- [Records to use]

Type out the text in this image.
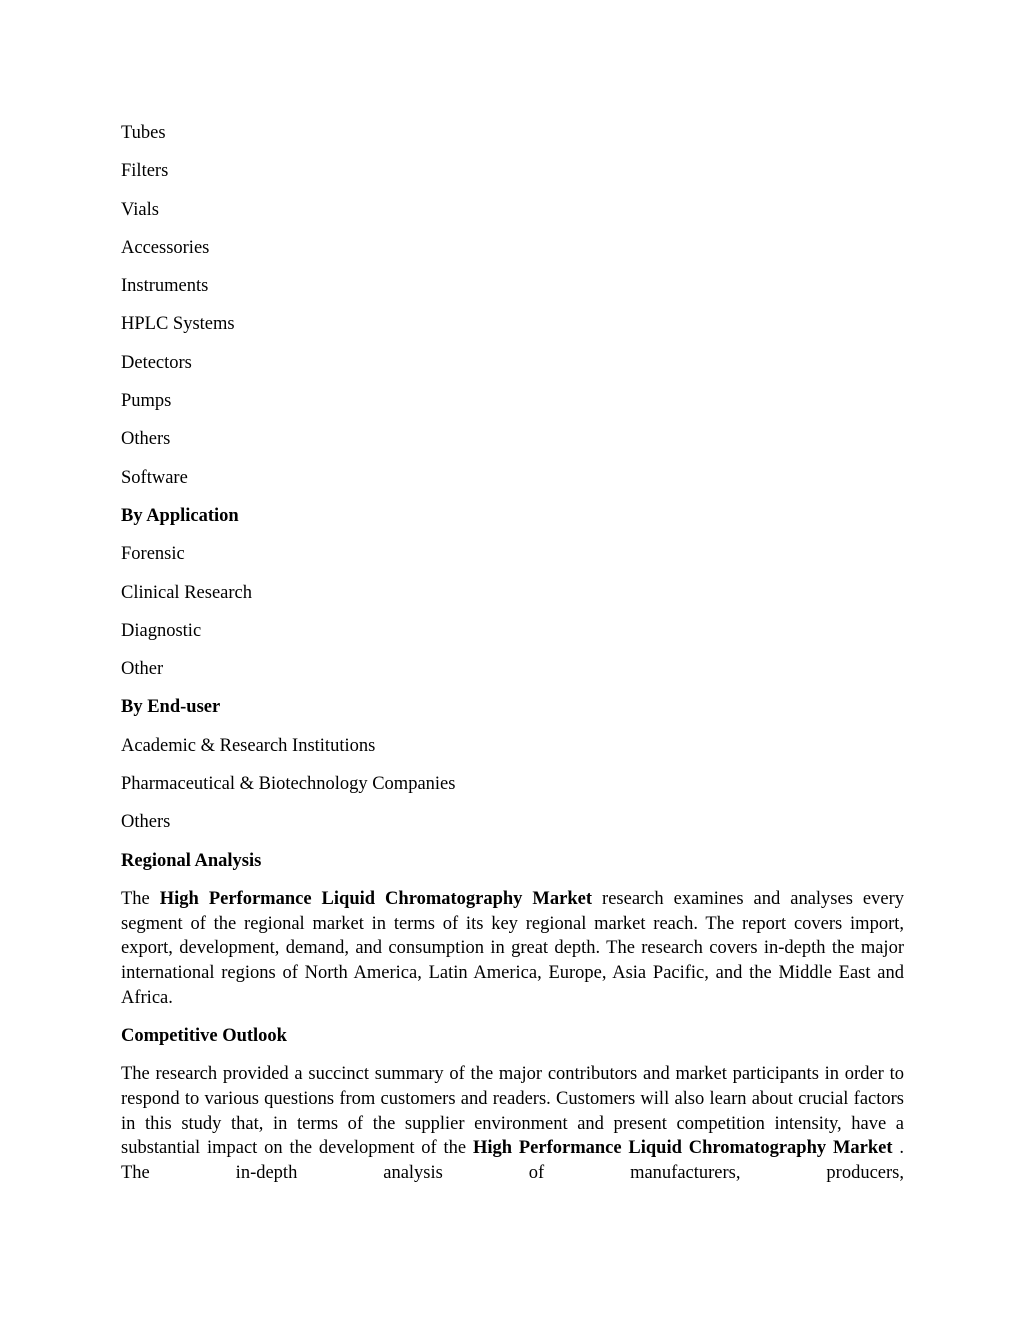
Tubes
Filters
Vials
Accessories
Instruments
HPLC Systems
Detectors
Pumps
Others
Software
By Application
Forensic
Clinical Research
Diagnostic
Other
By End-user
Academic & Research Institutions
Pharmaceutical & Biotechnology Companies
Others
Regional Analysis

The High Performance Liquid Chromatography Market research examines and analyses every segment of the regional market in terms of its key regional market reach. The report covers import, export, development, demand, and consumption in great depth. The research covers in-depth the major international regions of North America, Latin America, Europe, Asia Pacific, and the Middle East and Africa.

Competitive Outlook

The research provided a succinct summary of the major contributors and market participants in order to respond to various questions from customers and readers. Customers will also learn about crucial factors in this study that, in terms of the supplier environment and present competition intensity, have a substantial impact on the development of the High Performance Liquid Chromatography Market . The in-depth analysis of manufacturers, producers,
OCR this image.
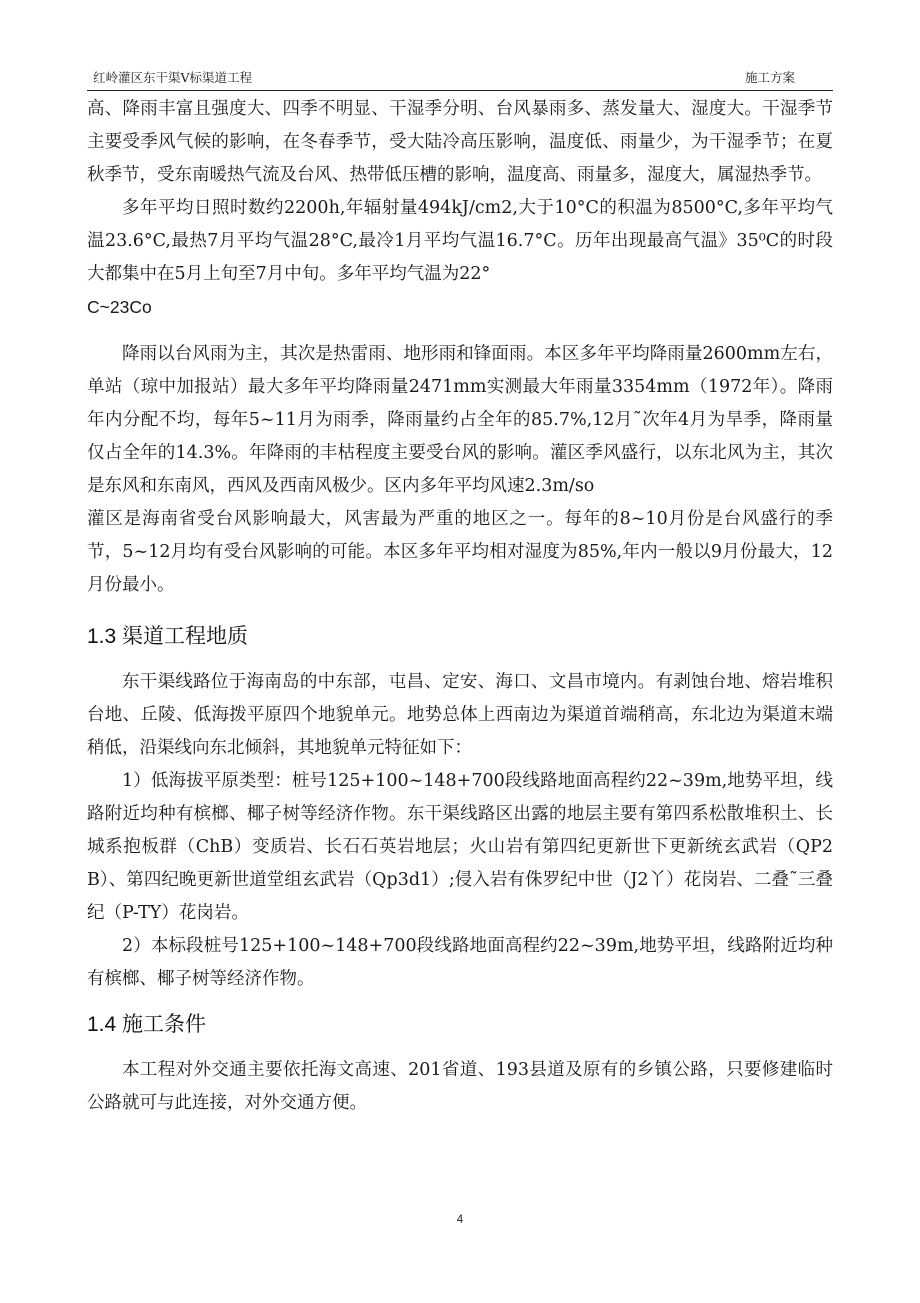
红岭灌区东干渠Ⅴ标渠道工程	施工方案

高、降雨丰富且强度大、四季不明显、干湿季分明、台风暴雨多、蒸发量大、湿度大。干湿季节主要受季风气候的影响，在冬春季节，受大陆冷高压影响，温度低、雨量少，为干湿季节；在夏秋季节，受东南暖热气流及台风、热带低压槽的影响，温度高、雨量多，湿度大，属湿热季节。

多年平均日照时数约2200h,年辐射量494kJ/cm2,大于10°C的积温为8500°C,多年平均气温23.6°C,最热7月平均气温28°C,最冷1月平均气温16.7°C。历年出现最高气温》35⁰C的时段大都集中在5月上旬至7月中旬。多年平均气温为22°

C~23Co

降雨以台风雨为主，其次是热雷雨、地形雨和锋面雨。本区多年平均降雨量2600mm左右，单站（琼中加报站）最大多年平均降雨量2471mm实测最大年雨量3354mm（1972年）。降雨年内分配不均，每年5~11月为雨季，降雨量约占全年的85.7%,12月˜次年4月为旱季，降雨量仅占全年的14.3%。年降雨的丰枯程度主要受台风的影响。灌区季风盛行，以东北风为主，其次是东风和东南风，西风及西南风极少。区内多年平均风速2.3m/so

灌区是海南省受台风影响最大，风害最为严重的地区之一。每年的8~10月份是台风盛行的季节，5~12月均有受台风影响的可能。本区多年平均相对湿度为85%,年内一般以9月份最大，12月份最小。

1.3 渠道工程地质

东干渠线路位于海南岛的中东部，屯昌、定安、海口、文昌市境内。有剥蚀台地、熔岩堆积台地、丘陵、低海拨平原四个地貌单元。地势总体上西南边为渠道首端稍高，东北边为渠道末端稍低，沿渠线向东北倾斜，其地貌单元特征如下：

1）低海拔平原类型：桩号125+100~148+700段线路地面高程约22~39m,地势平坦，线路附近均种有槟榔、椰子树等经济作物。东干渠线路区出露的地层主要有第四系松散堆积土、长城系抱板群（ChB）变质岩、长石石英岩地层；火山岩有第四纪更新世下更新统玄武岩（QP2B）、第四纪晚更新世道堂组玄武岩（Qp3d1）;侵入岩有侏罗纪中世（J2丫）花岗岩、二叠˜三叠纪（P-TY）花岗岩。

2）本标段桩号125+100~148+700段线路地面高程约22~39m,地势平坦，线路附近均种有槟榔、椰子树等经济作物。

1.4 施工条件

本工程对外交通主要依托海文高速、201省道、193县道及原有的乡镇公路，只要修建临时公路就可与此连接，对外交通方便。

4
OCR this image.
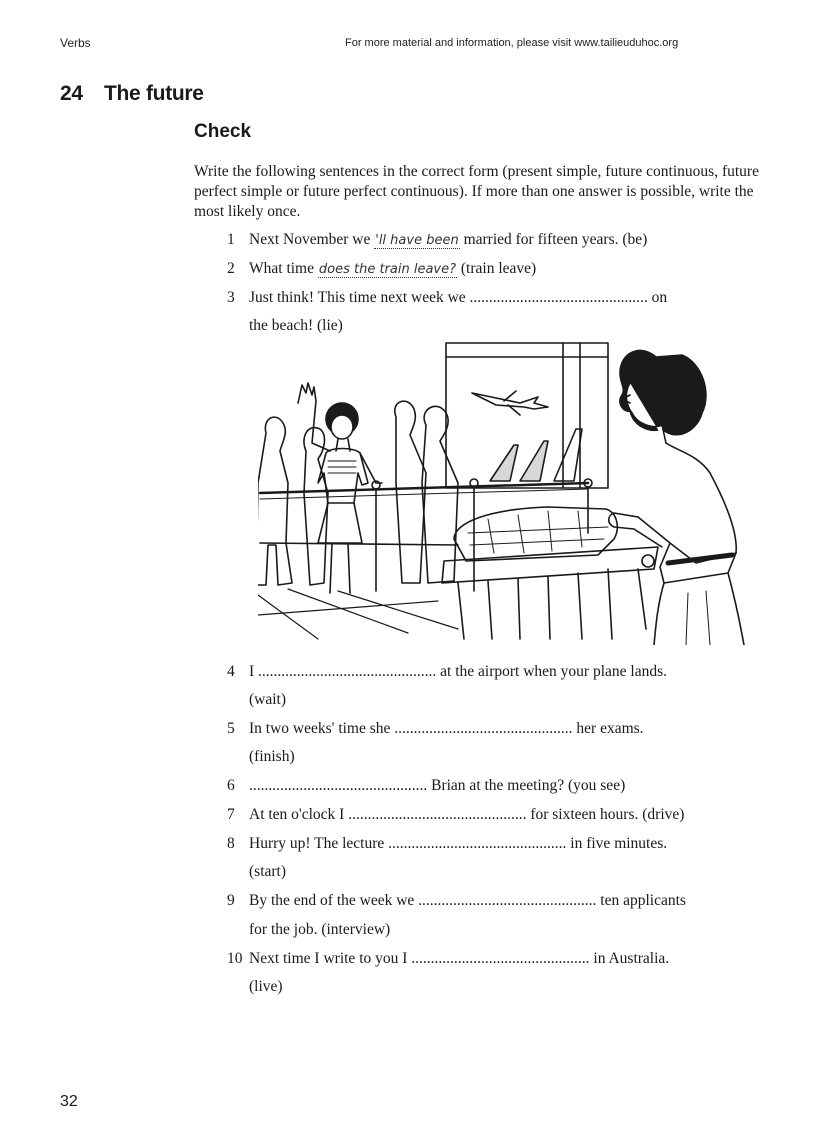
Verbs	For more material and information, please visit www.tailieuduhoc.org
24 The future
Check
Write the following sentences in the correct form (present simple, future continuous, future perfect simple or future perfect continuous). If more than one answer is possible, write the most likely once.
1 Next November we 'll have been married for fifteen years. (be)
2 What time does the train leave? (train leave)
3 Just think! This time next week we .............................................. on
the beach! (lie)
4 I .............................................. at the airport when your plane lands.
(wait)
5 In two weeks' time she .............................................. her exams.
(finish)
6 .............................................. Brian at the meeting? (you see)
7 At ten o'clock I .............................................. for sixteen hours. (drive)
8 Hurry up! The lecture .............................................. in five minutes.
(start)
9 By the end of the week we .............................................. ten applicants
for the job. (interview)
10 Next time I write to you I .............................................. in Australia.
(live)
32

- [Given problem] Copy out every line of the material above that mentions the word "depth".

- [Complete output]
The High Performance Liquid Chromatography Market research examines and analyses every segment of the regional market in terms of its key regional market reach. The report covers import, export, development, demand, and consumption in great depth. The research covers in-depth the major international regions of North America, Latin America, Europe, Asia Pacific, and the Middle East and Africa.
The research provided a succinct summary of the major contributors and market participants in order to respond to various questions from customers and readers. Customers will also learn about crucial factors in this study that, in terms of the supplier environment and present competition intensity, have a substantial impact on the development of the High Performance Liquid Chromatography Market . The in-depth analysis of manufacturers, producers,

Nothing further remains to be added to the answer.